Data entries
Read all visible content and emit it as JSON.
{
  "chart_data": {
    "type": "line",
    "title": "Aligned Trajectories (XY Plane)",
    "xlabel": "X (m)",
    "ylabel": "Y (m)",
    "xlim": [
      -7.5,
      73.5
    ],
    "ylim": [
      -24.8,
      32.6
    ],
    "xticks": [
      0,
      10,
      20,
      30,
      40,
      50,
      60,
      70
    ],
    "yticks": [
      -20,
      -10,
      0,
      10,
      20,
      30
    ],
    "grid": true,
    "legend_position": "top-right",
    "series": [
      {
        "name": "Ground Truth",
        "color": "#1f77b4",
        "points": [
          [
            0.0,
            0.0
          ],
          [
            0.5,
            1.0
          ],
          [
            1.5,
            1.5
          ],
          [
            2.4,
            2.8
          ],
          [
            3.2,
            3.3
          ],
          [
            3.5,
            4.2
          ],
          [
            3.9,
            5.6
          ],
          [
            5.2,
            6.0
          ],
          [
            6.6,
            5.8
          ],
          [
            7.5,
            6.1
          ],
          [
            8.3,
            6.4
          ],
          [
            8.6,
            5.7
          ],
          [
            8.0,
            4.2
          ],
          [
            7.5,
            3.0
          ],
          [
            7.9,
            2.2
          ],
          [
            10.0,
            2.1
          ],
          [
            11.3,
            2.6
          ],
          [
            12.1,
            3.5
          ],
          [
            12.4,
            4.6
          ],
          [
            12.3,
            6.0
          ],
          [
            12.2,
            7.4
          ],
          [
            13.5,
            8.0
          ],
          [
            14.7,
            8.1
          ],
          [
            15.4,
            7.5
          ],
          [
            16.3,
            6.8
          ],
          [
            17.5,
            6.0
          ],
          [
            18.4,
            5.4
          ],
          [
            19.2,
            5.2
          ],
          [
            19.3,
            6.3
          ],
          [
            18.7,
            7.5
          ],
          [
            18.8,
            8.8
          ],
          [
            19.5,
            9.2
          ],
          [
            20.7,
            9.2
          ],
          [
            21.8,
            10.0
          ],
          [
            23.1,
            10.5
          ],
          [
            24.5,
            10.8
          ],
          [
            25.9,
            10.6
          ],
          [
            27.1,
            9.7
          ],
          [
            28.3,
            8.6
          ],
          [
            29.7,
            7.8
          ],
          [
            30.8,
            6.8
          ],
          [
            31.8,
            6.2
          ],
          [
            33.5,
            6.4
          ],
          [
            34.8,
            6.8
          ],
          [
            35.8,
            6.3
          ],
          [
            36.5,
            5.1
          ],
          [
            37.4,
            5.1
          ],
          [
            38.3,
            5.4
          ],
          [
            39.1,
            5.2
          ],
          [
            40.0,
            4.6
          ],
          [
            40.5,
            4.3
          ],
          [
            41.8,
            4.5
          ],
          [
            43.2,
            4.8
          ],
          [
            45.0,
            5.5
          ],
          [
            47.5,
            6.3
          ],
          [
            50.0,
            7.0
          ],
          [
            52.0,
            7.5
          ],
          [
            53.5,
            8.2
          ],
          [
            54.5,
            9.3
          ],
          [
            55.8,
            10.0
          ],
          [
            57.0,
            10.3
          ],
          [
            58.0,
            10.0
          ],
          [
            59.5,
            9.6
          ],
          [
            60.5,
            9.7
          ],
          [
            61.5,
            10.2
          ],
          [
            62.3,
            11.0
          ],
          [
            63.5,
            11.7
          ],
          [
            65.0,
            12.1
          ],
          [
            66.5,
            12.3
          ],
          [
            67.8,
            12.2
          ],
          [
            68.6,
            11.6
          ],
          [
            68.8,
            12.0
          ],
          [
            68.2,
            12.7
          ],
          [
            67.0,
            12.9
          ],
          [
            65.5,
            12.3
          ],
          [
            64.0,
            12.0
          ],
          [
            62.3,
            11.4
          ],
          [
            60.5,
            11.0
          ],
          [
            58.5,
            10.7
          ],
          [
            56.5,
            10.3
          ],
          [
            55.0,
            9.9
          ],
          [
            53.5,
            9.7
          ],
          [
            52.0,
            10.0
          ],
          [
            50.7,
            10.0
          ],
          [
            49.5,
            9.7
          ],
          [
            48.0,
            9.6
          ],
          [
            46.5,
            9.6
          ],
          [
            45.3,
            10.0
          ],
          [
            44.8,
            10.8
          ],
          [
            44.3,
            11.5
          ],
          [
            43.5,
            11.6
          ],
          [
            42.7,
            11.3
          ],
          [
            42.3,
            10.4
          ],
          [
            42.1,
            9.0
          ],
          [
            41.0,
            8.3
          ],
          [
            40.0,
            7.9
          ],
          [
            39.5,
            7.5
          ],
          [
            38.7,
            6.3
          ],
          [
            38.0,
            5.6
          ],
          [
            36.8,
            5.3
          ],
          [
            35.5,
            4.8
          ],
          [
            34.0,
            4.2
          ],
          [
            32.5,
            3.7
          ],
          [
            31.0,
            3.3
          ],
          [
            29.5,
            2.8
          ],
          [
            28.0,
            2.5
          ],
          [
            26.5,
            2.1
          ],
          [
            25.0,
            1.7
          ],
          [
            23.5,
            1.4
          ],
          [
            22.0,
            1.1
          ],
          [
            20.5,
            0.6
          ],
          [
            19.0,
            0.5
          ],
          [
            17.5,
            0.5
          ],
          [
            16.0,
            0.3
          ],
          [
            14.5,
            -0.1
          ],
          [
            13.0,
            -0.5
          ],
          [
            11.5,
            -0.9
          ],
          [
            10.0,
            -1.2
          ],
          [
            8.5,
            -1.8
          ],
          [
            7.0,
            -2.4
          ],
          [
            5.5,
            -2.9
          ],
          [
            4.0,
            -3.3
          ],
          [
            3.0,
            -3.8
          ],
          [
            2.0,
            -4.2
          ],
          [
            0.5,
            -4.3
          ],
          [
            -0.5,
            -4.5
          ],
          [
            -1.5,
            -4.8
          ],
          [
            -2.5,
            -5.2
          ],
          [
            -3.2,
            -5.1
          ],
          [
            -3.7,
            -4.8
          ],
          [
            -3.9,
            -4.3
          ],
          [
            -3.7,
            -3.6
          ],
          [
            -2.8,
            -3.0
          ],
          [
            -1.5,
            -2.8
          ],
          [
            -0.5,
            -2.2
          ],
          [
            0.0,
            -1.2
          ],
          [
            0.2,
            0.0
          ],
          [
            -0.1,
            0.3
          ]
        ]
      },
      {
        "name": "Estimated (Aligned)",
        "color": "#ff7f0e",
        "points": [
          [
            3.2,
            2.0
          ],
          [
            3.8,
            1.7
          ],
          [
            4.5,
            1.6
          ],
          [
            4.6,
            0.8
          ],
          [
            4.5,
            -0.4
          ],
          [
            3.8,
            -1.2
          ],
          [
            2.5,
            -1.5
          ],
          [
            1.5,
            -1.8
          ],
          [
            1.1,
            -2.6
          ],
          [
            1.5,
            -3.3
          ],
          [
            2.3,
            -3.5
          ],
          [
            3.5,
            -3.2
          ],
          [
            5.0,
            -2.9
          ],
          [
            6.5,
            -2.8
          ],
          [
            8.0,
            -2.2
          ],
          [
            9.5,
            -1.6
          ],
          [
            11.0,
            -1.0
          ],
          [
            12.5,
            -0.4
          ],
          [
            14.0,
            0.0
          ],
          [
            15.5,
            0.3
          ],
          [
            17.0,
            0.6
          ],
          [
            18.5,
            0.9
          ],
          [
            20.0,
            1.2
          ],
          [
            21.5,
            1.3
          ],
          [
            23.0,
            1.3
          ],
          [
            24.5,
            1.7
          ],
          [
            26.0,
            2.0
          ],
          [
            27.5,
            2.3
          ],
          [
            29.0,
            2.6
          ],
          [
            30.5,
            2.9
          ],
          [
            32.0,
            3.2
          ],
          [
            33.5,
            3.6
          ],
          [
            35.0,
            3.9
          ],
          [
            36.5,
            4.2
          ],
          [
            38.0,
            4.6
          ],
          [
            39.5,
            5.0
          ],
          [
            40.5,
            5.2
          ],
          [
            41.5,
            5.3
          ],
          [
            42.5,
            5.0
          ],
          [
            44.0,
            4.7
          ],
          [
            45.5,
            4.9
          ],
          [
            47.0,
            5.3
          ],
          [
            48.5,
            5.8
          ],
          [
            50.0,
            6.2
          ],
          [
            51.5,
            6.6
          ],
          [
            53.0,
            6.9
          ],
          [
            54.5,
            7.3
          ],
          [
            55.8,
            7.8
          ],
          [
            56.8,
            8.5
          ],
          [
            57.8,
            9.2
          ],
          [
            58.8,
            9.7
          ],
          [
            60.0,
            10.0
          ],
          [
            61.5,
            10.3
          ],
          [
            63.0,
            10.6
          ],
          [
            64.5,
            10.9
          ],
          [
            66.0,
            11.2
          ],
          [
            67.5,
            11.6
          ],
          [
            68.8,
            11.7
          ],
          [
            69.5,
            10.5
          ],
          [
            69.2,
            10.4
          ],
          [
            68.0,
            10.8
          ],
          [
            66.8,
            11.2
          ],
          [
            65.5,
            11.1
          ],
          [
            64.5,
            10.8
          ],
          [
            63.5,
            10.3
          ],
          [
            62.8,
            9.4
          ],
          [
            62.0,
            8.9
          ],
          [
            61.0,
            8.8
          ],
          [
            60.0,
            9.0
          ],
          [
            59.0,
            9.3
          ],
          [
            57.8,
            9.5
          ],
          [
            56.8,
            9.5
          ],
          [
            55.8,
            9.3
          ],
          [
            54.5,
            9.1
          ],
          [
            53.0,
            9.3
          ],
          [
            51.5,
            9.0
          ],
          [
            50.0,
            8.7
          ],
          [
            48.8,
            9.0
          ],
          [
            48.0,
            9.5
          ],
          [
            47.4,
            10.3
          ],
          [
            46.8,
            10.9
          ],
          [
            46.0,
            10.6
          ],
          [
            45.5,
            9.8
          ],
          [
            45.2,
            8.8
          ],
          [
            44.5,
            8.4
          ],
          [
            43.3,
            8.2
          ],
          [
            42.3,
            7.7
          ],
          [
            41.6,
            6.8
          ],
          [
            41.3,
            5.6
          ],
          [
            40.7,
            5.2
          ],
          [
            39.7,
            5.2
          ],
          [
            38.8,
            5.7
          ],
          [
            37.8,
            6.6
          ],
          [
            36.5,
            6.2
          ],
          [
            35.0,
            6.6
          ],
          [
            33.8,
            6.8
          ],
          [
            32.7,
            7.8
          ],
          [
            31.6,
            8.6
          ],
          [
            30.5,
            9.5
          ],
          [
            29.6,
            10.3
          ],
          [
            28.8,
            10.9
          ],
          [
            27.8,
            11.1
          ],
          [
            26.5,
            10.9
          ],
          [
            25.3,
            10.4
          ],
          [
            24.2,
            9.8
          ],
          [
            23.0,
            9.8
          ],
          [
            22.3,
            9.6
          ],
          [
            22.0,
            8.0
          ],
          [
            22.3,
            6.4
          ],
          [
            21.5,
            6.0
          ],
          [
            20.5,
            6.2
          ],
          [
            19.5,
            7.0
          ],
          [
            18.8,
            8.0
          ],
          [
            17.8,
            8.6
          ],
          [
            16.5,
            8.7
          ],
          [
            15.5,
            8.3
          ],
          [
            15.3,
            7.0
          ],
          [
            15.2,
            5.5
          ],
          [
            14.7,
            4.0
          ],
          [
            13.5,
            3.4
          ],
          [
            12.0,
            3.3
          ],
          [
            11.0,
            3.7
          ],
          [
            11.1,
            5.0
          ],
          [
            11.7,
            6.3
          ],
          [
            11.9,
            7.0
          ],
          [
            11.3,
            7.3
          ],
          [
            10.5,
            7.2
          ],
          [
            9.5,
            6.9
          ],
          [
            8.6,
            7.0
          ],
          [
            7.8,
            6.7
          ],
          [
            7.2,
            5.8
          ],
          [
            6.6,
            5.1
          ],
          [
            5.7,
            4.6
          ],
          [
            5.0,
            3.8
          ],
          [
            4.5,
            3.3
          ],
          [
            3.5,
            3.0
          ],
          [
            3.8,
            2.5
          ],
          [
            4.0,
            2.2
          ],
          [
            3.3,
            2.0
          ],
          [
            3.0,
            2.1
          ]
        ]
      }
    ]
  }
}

• **Direction**
Find the string "name" in the entries above and return each line that holds it.

• **Result below**
        "name": "Ground Truth",
        "name": "Estimated (Aligned)",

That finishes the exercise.